__WORK REQUIRED__:
Below are entries to be transcribed exactly; exclude the pictures from the copy.

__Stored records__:

** START **

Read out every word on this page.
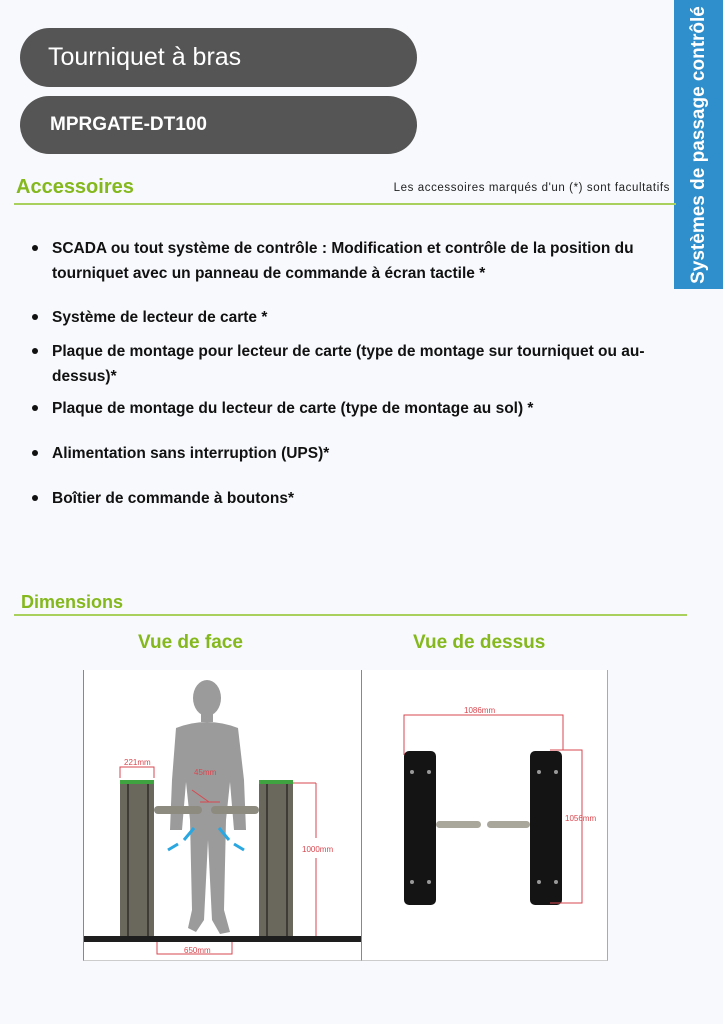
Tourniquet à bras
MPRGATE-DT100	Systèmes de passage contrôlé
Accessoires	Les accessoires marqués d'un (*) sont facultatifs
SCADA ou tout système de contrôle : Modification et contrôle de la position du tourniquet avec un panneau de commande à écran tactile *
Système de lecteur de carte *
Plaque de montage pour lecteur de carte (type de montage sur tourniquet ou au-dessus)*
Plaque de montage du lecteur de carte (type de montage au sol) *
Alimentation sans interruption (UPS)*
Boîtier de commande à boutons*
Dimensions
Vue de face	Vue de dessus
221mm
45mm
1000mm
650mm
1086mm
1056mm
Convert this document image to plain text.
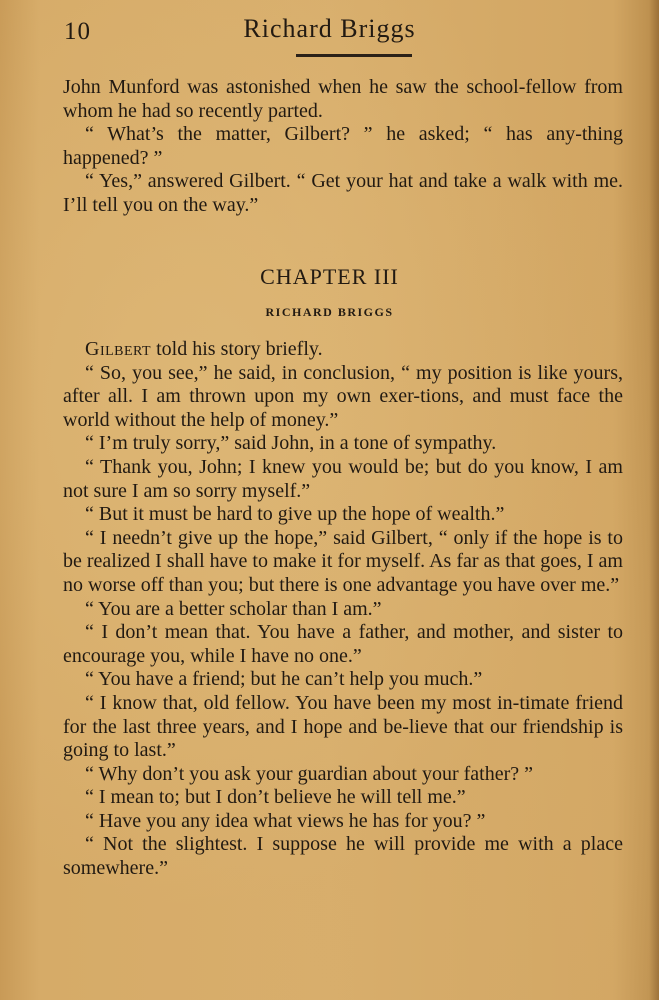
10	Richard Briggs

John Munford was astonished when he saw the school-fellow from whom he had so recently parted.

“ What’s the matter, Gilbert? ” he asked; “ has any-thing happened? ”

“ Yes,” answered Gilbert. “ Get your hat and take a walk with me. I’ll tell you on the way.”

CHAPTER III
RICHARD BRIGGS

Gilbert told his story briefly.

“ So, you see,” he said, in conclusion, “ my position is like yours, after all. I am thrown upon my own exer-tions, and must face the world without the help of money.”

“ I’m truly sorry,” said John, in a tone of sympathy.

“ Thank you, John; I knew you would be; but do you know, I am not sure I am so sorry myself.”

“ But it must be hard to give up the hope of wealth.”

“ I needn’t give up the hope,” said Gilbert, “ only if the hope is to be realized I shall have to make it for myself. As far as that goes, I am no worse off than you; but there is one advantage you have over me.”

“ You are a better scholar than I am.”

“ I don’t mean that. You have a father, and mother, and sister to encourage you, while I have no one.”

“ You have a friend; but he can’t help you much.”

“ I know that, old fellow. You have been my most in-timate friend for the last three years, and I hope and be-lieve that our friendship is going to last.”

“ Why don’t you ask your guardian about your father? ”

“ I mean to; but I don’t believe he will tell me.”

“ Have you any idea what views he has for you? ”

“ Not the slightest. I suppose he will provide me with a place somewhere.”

** END **

__RESULT__:
Read out every word on this page.
Tourniquet à bras
MPRGATE-DT100	Systèmes de passage contrôlé
Accessoires	Les accessoires marqués d'un (*) sont facultatifs
SCADA ou tout système de contrôle : Modification et contrôle de la position du tourniquet avec un panneau de commande à écran tactile *
Système de lecteur de carte *
Plaque de montage pour lecteur de carte (type de montage sur tourniquet ou au-dessus)*
Plaque de montage du lecteur de carte (type de montage au sol) *
Alimentation sans interruption (UPS)*
Boîtier de commande à boutons*
Dimensions
Vue de face	Vue de dessus
221mm
45mm
1000mm
650mm
1086mm
1056mm
Convert this document image to plain text.
10	Richard Briggs

John Munford was astonished when he saw the school-fellow from whom he had so recently parted.

“ What’s the matter, Gilbert? ” he asked; “ has any-thing happened? ”

“ Yes,” answered Gilbert. “ Get your hat and take a walk with me. I’ll tell you on the way.”

CHAPTER III
RICHARD BRIGGS

Gilbert told his story briefly.

“ So, you see,” he said, in conclusion, “ my position is like yours, after all. I am thrown upon my own exer-tions, and must face the world without the help of money.”

“ I’m truly sorry,” said John, in a tone of sympathy.

“ Thank you, John; I knew you would be; but do you know, I am not sure I am so sorry myself.”

“ But it must be hard to give up the hope of wealth.”

“ I needn’t give up the hope,” said Gilbert, “ only if the hope is to be realized I shall have to make it for myself. As far as that goes, I am no worse off than you; but there is one advantage you have over me.”

“ You are a better scholar than I am.”

“ I don’t mean that. You have a father, and mother, and sister to encourage you, while I have no one.”

“ You have a friend; but he can’t help you much.”

“ I know that, old fellow. You have been my most in-timate friend for the last three years, and I hope and be-lieve that our friendship is going to last.”

“ Why don’t you ask your guardian about your father? ”

“ I mean to; but I don’t believe he will tell me.”

“ Have you any idea what views he has for you? ”

“ Not the slightest. I suppose he will provide me with a place somewhere.”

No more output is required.